[BEGIN Listing]

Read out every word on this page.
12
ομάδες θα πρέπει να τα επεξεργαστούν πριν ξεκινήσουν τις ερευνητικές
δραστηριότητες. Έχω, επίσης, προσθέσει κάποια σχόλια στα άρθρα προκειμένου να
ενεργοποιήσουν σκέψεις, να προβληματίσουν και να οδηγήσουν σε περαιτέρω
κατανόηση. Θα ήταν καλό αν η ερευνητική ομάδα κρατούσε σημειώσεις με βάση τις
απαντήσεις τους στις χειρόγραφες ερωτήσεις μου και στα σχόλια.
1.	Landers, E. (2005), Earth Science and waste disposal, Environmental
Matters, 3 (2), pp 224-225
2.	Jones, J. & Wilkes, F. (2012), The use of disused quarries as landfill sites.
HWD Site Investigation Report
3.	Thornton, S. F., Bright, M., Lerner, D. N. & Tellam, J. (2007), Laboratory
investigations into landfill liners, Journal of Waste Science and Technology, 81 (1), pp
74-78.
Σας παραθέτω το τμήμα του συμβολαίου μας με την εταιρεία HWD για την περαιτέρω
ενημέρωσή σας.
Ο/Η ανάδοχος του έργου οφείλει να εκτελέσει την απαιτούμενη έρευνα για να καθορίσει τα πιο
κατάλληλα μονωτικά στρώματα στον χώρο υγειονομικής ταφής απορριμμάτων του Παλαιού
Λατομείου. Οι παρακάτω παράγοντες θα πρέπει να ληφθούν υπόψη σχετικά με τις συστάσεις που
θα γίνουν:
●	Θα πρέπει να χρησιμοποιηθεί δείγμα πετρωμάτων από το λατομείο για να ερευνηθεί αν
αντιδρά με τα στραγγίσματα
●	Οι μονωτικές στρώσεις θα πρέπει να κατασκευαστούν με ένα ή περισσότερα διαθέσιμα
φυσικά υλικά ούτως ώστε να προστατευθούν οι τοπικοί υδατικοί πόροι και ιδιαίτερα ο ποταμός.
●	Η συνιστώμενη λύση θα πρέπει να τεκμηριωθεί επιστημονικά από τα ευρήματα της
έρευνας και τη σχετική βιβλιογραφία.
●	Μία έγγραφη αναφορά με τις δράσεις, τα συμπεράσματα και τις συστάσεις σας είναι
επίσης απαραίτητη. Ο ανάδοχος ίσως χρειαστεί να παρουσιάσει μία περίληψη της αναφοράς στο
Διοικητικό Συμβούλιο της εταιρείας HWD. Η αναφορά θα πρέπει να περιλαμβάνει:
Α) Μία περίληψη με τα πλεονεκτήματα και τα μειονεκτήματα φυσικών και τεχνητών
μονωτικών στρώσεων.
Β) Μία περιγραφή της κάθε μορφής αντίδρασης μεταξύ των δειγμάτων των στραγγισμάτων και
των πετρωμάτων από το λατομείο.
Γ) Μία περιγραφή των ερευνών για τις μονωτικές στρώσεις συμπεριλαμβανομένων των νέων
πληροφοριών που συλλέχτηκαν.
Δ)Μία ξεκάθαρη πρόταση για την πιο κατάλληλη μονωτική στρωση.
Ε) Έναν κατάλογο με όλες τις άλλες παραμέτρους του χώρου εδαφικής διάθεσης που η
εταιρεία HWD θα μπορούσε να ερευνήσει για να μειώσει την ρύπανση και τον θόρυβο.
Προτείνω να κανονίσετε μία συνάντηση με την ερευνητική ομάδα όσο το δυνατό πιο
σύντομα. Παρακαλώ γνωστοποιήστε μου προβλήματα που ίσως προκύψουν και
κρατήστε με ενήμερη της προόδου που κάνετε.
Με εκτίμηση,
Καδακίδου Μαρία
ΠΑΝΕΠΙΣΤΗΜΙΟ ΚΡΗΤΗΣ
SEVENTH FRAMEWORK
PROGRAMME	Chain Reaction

[END Listing]

Print the whole listing again, exactly.

**Result of the task:**
Read out every word on this page.
12
ομάδες θα πρέπει να τα επεξεργαστούν πριν ξεκινήσουν τις ερευνητικές
δραστηριότητες. Έχω, επίσης, προσθέσει κάποια σχόλια στα άρθρα προκειμένου να
ενεργοποιήσουν σκέψεις, να προβληματίσουν και να οδηγήσουν σε περαιτέρω
κατανόηση. Θα ήταν καλό αν η ερευνητική ομάδα κρατούσε σημειώσεις με βάση τις
απαντήσεις τους στις χειρόγραφες ερωτήσεις μου και στα σχόλια.
1.	Landers, E. (2005), Earth Science and waste disposal, Environmental
Matters, 3 (2), pp 224-225
2.	Jones, J. & Wilkes, F. (2012), The use of disused quarries as landfill sites.
HWD Site Investigation Report
3.	Thornton, S. F., Bright, M., Lerner, D. N. & Tellam, J. (2007), Laboratory
investigations into landfill liners, Journal of Waste Science and Technology, 81 (1), pp
74-78.
Σας παραθέτω το τμήμα του συμβολαίου μας με την εταιρεία HWD για την περαιτέρω
ενημέρωσή σας.
Ο/Η ανάδοχος του έργου οφείλει να εκτελέσει την απαιτούμενη έρευνα για να καθορίσει τα πιο
κατάλληλα μονωτικά στρώματα στον χώρο υγειονομικής ταφής απορριμμάτων του Παλαιού
Λατομείου. Οι παρακάτω παράγοντες θα πρέπει να ληφθούν υπόψη σχετικά με τις συστάσεις που
θα γίνουν:
●	Θα πρέπει να χρησιμοποιηθεί δείγμα πετρωμάτων από το λατομείο για να ερευνηθεί αν
αντιδρά με τα στραγγίσματα
●	Οι μονωτικές στρώσεις θα πρέπει να κατασκευαστούν με ένα ή περισσότερα διαθέσιμα
φυσικά υλικά ούτως ώστε να προστατευθούν οι τοπικοί υδατικοί πόροι και ιδιαίτερα ο ποταμός.
●	Η συνιστώμενη λύση θα πρέπει να τεκμηριωθεί επιστημονικά από τα ευρήματα της
έρευνας και τη σχετική βιβλιογραφία.
●	Μία έγγραφη αναφορά με τις δράσεις, τα συμπεράσματα και τις συστάσεις σας είναι
επίσης απαραίτητη. Ο ανάδοχος ίσως χρειαστεί να παρουσιάσει μία περίληψη της αναφοράς στο
Διοικητικό Συμβούλιο της εταιρείας HWD. Η αναφορά θα πρέπει να περιλαμβάνει:
Α) Μία περίληψη με τα πλεονεκτήματα και τα μειονεκτήματα φυσικών και τεχνητών
μονωτικών στρώσεων.
Β) Μία περιγραφή της κάθε μορφής αντίδρασης μεταξύ των δειγμάτων των στραγγισμάτων και
των πετρωμάτων από το λατομείο.
Γ) Μία περιγραφή των ερευνών για τις μονωτικές στρώσεις συμπεριλαμβανομένων των νέων
πληροφοριών που συλλέχτηκαν.
Δ)Μία ξεκάθαρη πρόταση για την πιο κατάλληλη μονωτική στρωση.
Ε) Έναν κατάλογο με όλες τις άλλες παραμέτρους του χώρου εδαφικής διάθεσης που η
εταιρεία HWD θα μπορούσε να ερευνήσει για να μειώσει την ρύπανση και τον θόρυβο.
Προτείνω να κανονίσετε μία συνάντηση με την ερευνητική ομάδα όσο το δυνατό πιο
σύντομα. Παρακαλώ γνωστοποιήστε μου προβλήματα που ίσως προκύψουν και
κρατήστε με ενήμερη της προόδου που κάνετε.
Με εκτίμηση,
Καδακίδου Μαρία
ΠΑΝΕΠΙΣΤΗΜΙΟ ΚΡΗΤΗΣ
SEVENTH FRAMEWORK
PROGRAMME	Chain Reaction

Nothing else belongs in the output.